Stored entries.
= = = = = = =

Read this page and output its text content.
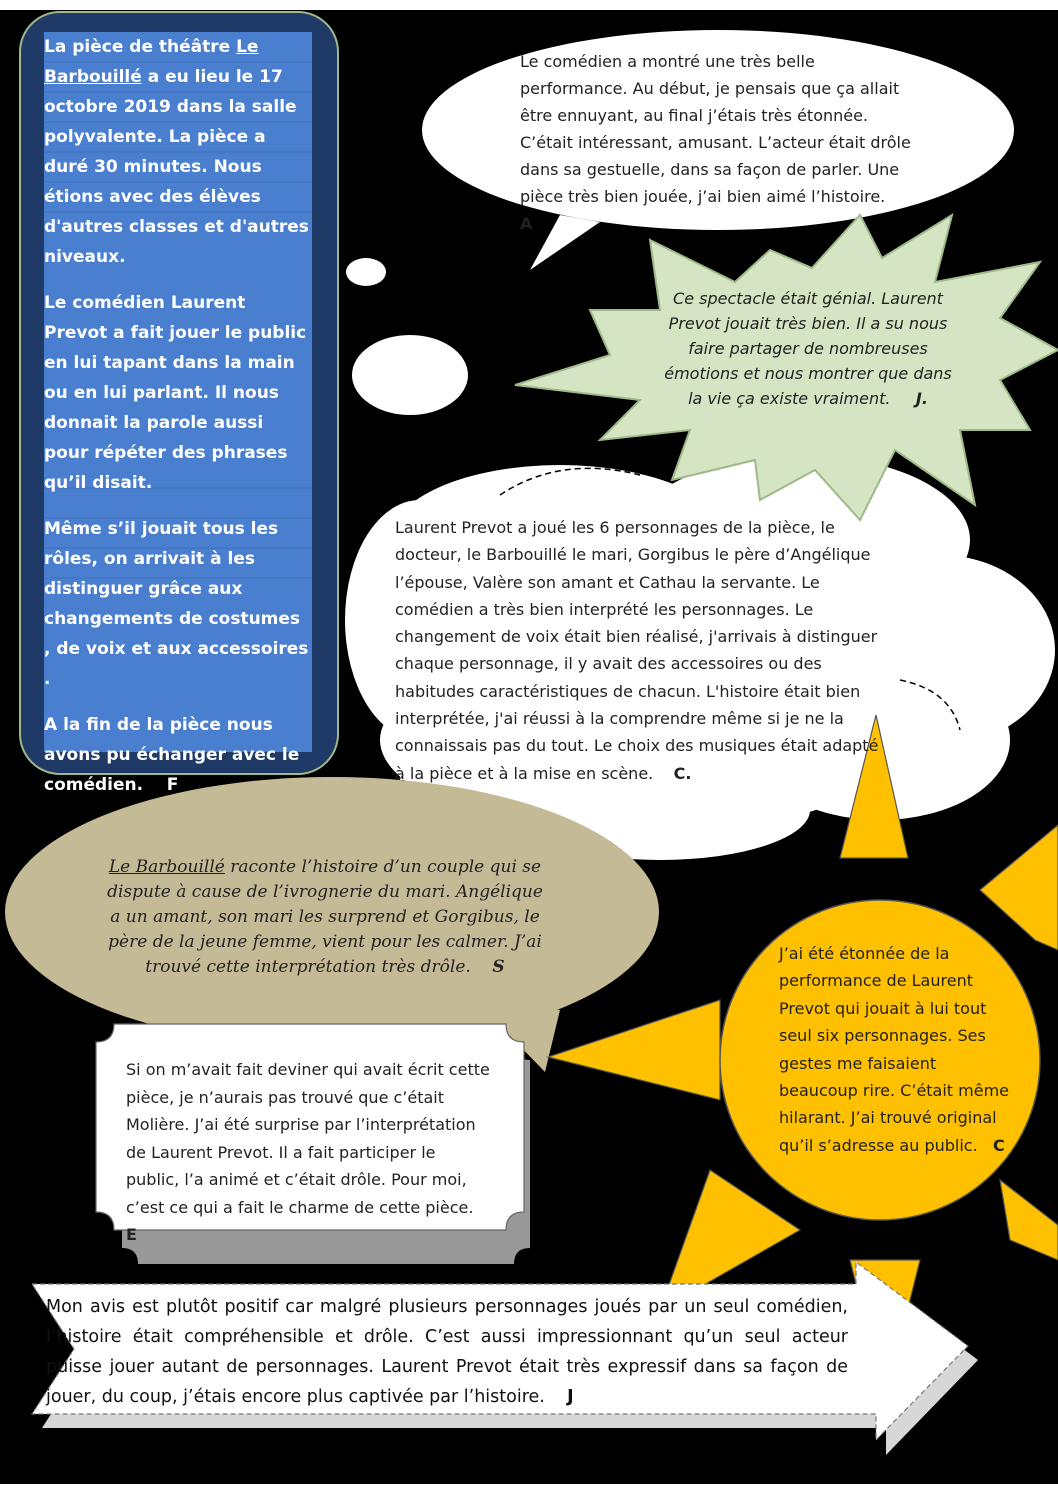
La pièce de théâtre Le Barbouillé a eu lieu le 17 octobre 2019 dans la salle polyvalente. La pièce a duré 30 minutes. Nous étions avec des élèves d'autres classes et d'autres niveaux.

Le comédien Laurent Prevot a fait jouer le public en lui tapant dans la main ou en lui parlant. Il nous donnait la parole aussi pour répéter des phrases qu’il disait.

Même s’il jouait tous les rôles, on arrivait à les distinguer grâce aux changements de costumes , de voix et aux accessoires .

A la fin de la pièce nous avons pu échanger avec le comédien. F

Le comédien a montré une très belle performance. Au début, je pensais que ça allait être ennuyant, au final j’étais très étonnée. C’était intéressant, amusant. L’acteur était drôle dans sa gestuelle, dans sa façon de parler. Une pièce très bien jouée, j’ai bien aimé l’histoire.     A
Ce spectacle était génial. Laurent Prevot jouait très bien. Il a su nous faire partager de nombreuses émotions et nous montrer que dans la vie ça existe vraiment. J.
Laurent Prevot a joué les 6 personnages de la pièce, le docteur, le Barbouillé le mari, Gorgibus le père d’Angélique l’épouse, Valère son amant et Cathau la servante. Le comédien a très bien interprété les personnages. Le changement de voix était bien réalisé, j'arrivais à distinguer chaque personnage, il y avait des accessoires ou des habitudes caractéristiques de chacun. L'histoire était bien interprétée, j'ai réussi à la comprendre même si je ne la connaissais pas du tout. Le choix des musiques était adapté à la pièce et à la mise en scène. C.
Le Barbouillé raconte l’histoire d’un couple qui se dispute à cause de l’ivrognerie du mari. Angélique a un amant, son mari les surprend et Gorgibus, le père de la jeune femme, vient pour les calmer. J’ai trouvé cette interprétation très drôle. S
Si on m’avait fait deviner qui avait écrit cette pièce, je n’aurais pas trouvé que c’était Molière. J’ai été surprise par l’interprétation de Laurent Prevot. Il a fait participer le public, l’a animé et c’était drôle. Pour moi, c’est ce qui a fait le charme de cette pièce.   E
J’ai été étonnée de la performance de Laurent Prevot qui jouait à lui tout seul six personnages. Ses gestes me faisaient beaucoup rire. C’était même hilarant. J’ai trouvé original qu’il s’adresse au public. C
Mon avis est plutôt positif car malgré plusieurs personnages joués par un seul comédien, l’histoire était compréhensible et drôle. C’est aussi impressionnant qu’un seul acteur puisse jouer autant de personnages. Laurent Prevot était très expressif dans sa façon de jouer, du coup, j’étais encore plus captivée par l’histoire. J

= = = = = = =

Goal of the exercise. Copy out every line that includes the word "Barbouillé".

Complete response.
La pièce de théâtre Le Barbouillé a eu lieu le 17 octobre 2019 dans la salle polyvalente. La pièce a duré 30 minutes. Nous étions avec des élèves d'autres classes et d'autres niveaux.
Laurent Prevot a joué les 6 personnages de la pièce, le docteur, le Barbouillé le mari, Gorgibus le père d’Angélique l’épouse, Valère son amant et Cathau la servante. Le comédien a très bien interprété les personnages. Le changement de voix était bien réalisé, j'arrivais à distinguer chaque personnage, il y avait des accessoires ou des habitudes caractéristiques de chacun. L'histoire était bien interprétée, j'ai réussi à la comprendre même si je ne la connaissais pas du tout. Le choix des musiques était adapté à la pièce et à la mise en scène. C.
Le Barbouillé raconte l’histoire d’un couple qui se dispute à cause de l’ivrognerie du mari. Angélique a un amant, son mari les surprend et Gorgibus, le père de la jeune femme, vient pour les calmer. J’ai trouvé cette interprétation très drôle. S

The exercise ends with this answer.